§ What is expected:
Transcribe the entries that follow, word for word.

§ Entries provided:
::::

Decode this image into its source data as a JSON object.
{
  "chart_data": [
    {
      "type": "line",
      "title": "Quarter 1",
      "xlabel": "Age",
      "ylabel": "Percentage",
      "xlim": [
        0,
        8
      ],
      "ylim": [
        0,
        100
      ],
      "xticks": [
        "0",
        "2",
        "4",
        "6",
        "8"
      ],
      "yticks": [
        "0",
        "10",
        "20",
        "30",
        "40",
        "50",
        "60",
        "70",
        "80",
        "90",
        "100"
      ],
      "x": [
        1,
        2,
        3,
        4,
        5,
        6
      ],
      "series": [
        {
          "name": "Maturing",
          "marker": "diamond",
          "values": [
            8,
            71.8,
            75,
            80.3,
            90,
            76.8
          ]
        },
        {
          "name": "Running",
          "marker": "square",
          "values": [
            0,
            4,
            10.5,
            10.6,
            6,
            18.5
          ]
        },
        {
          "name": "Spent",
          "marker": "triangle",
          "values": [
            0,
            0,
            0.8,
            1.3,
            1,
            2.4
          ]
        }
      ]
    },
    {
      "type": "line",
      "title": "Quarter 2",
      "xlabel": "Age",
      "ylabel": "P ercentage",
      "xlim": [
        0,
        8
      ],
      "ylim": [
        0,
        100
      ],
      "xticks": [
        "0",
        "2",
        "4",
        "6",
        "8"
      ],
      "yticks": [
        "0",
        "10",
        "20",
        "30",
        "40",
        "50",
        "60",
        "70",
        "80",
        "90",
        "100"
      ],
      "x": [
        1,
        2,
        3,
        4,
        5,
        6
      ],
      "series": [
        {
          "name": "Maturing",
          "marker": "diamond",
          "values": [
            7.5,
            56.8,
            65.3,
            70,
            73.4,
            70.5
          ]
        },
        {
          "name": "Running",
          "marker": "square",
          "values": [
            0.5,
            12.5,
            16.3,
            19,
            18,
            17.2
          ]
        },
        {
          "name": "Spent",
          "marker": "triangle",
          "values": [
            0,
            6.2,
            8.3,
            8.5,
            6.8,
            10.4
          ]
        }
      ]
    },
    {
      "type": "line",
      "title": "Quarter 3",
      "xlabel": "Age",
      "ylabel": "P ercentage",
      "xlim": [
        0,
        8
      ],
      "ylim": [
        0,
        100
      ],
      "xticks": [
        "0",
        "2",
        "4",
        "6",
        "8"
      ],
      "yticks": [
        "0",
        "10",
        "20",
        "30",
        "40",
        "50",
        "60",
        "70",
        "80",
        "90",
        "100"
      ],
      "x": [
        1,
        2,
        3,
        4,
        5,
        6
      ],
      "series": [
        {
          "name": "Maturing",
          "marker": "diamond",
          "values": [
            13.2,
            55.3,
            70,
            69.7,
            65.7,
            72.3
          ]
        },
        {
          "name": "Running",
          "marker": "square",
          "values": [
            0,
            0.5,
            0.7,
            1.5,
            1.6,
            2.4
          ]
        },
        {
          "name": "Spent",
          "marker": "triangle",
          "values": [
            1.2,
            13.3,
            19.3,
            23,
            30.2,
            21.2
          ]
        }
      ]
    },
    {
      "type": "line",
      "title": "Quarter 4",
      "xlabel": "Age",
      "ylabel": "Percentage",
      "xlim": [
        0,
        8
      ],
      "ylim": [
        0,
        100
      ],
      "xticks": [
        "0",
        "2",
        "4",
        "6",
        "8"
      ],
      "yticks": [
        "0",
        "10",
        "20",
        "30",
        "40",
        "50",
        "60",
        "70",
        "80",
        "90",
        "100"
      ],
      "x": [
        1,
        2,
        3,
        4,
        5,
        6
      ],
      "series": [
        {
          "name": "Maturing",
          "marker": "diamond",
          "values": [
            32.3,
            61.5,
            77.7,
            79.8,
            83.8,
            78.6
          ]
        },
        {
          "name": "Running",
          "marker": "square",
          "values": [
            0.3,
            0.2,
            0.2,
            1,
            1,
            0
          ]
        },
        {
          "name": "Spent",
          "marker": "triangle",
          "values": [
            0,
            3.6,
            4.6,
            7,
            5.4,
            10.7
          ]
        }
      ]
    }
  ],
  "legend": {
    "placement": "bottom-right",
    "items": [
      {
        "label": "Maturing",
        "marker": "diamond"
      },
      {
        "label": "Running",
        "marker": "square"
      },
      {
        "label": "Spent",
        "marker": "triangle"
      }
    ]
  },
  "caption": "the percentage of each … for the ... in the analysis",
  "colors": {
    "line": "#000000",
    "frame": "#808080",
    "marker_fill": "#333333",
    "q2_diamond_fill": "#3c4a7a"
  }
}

::::

§ Answer to this exercise:
Decode this image into its source data as a JSON object.
{
  "chart_data": [
    {
      "type": "line",
      "title": "Quarter 1",
      "xlabel": "Age",
      "ylabel": "Percentage",
      "xlim": [
        0,
        8
      ],
      "ylim": [
        0,
        100
      ],
      "xticks": [
        "0",
        "2",
        "4",
        "6",
        "8"
      ],
      "yticks": [
        "0",
        "10",
        "20",
        "30",
        "40",
        "50",
        "60",
        "70",
        "80",
        "90",
        "100"
      ],
      "x": [
        1,
        2,
        3,
        4,
        5,
        6
      ],
      "series": [
        {
          "name": "Maturing",
          "marker": "diamond",
          "values": [
            8,
            71.8,
            75,
            80.3,
            90,
            76.8
          ]
        },
        {
          "name": "Running",
          "marker": "square",
          "values": [
            0,
            4,
            10.5,
            10.6,
            6,
            18.5
          ]
        },
        {
          "name": "Spent",
          "marker": "triangle",
          "values": [
            0,
            0,
            0.8,
            1.3,
            1,
            2.4
          ]
        }
      ]
    },
    {
      "type": "line",
      "title": "Quarter 2",
      "xlabel": "Age",
      "ylabel": "P ercentage",
      "xlim": [
        0,
        8
      ],
      "ylim": [
        0,
        100
      ],
      "xticks": [
        "0",
        "2",
        "4",
        "6",
        "8"
      ],
      "yticks": [
        "0",
        "10",
        "20",
        "30",
        "40",
        "50",
        "60",
        "70",
        "80",
        "90",
        "100"
      ],
      "x": [
        1,
        2,
        3,
        4,
        5,
        6
      ],
      "series": [
        {
          "name": "Maturing",
          "marker": "diamond",
          "values": [
            7.5,
            56.8,
            65.3,
            70,
            73.4,
            70.5
          ]
        },
        {
          "name": "Running",
          "marker": "square",
          "values": [
            0.5,
            12.5,
            16.3,
            19,
            18,
            17.2
          ]
        },
        {
          "name": "Spent",
          "marker": "triangle",
          "values": [
            0,
            6.2,
            8.3,
            8.5,
            6.8,
            10.4
          ]
        }
      ]
    },
    {
      "type": "line",
      "title": "Quarter 3",
      "xlabel": "Age",
      "ylabel": "P ercentage",
      "xlim": [
        0,
        8
      ],
      "ylim": [
        0,
        100
      ],
      "xticks": [
        "0",
        "2",
        "4",
        "6",
        "8"
      ],
      "yticks": [
        "0",
        "10",
        "20",
        "30",
        "40",
        "50",
        "60",
        "70",
        "80",
        "90",
        "100"
      ],
      "x": [
        1,
        2,
        3,
        4,
        5,
        6
      ],
      "series": [
        {
          "name": "Maturing",
          "marker": "diamond",
          "values": [
            13.2,
            55.3,
            70,
            69.7,
            65.7,
            72.3
          ]
        },
        {
          "name": "Running",
          "marker": "square",
          "values": [
            0,
            0.5,
            0.7,
            1.5,
            1.6,
            2.4
          ]
        },
        {
          "name": "Spent",
          "marker": "triangle",
          "values": [
            1.2,
            13.3,
            19.3,
            23,
            30.2,
            21.2
          ]
        }
      ]
    },
    {
      "type": "line",
      "title": "Quarter 4",
      "xlabel": "Age",
      "ylabel": "Percentage",
      "xlim": [
        0,
        8
      ],
      "ylim": [
        0,
        100
      ],
      "xticks": [
        "0",
        "2",
        "4",
        "6",
        "8"
      ],
      "yticks": [
        "0",
        "10",
        "20",
        "30",
        "40",
        "50",
        "60",
        "70",
        "80",
        "90",
        "100"
      ],
      "x": [
        1,
        2,
        3,
        4,
        5,
        6
      ],
      "series": [
        {
          "name": "Maturing",
          "marker": "diamond",
          "values": [
            32.3,
            61.5,
            77.7,
            79.8,
            83.8,
            78.6
          ]
        },
        {
          "name": "Running",
          "marker": "square",
          "values": [
            0.3,
            0.2,
            0.2,
            1,
            1,
            0
          ]
        },
        {
          "name": "Spent",
          "marker": "triangle",
          "values": [
            0,
            3.6,
            4.6,
            7,
            5.4,
            10.7
          ]
        }
      ]
    }
  ],
  "legend": {
    "placement": "bottom-right",
    "items": [
      {
        "label": "Maturing",
        "marker": "diamond"
      },
      {
        "label": "Running",
        "marker": "square"
      },
      {
        "label": "Spent",
        "marker": "triangle"
      }
    ]
  },
  "caption": "the percentage of each … for the ... in the analysis",
  "colors": {
    "line": "#000000",
    "frame": "#808080",
    "marker_fill": "#333333",
    "q2_diamond_fill": "#3c4a7a"
  }
}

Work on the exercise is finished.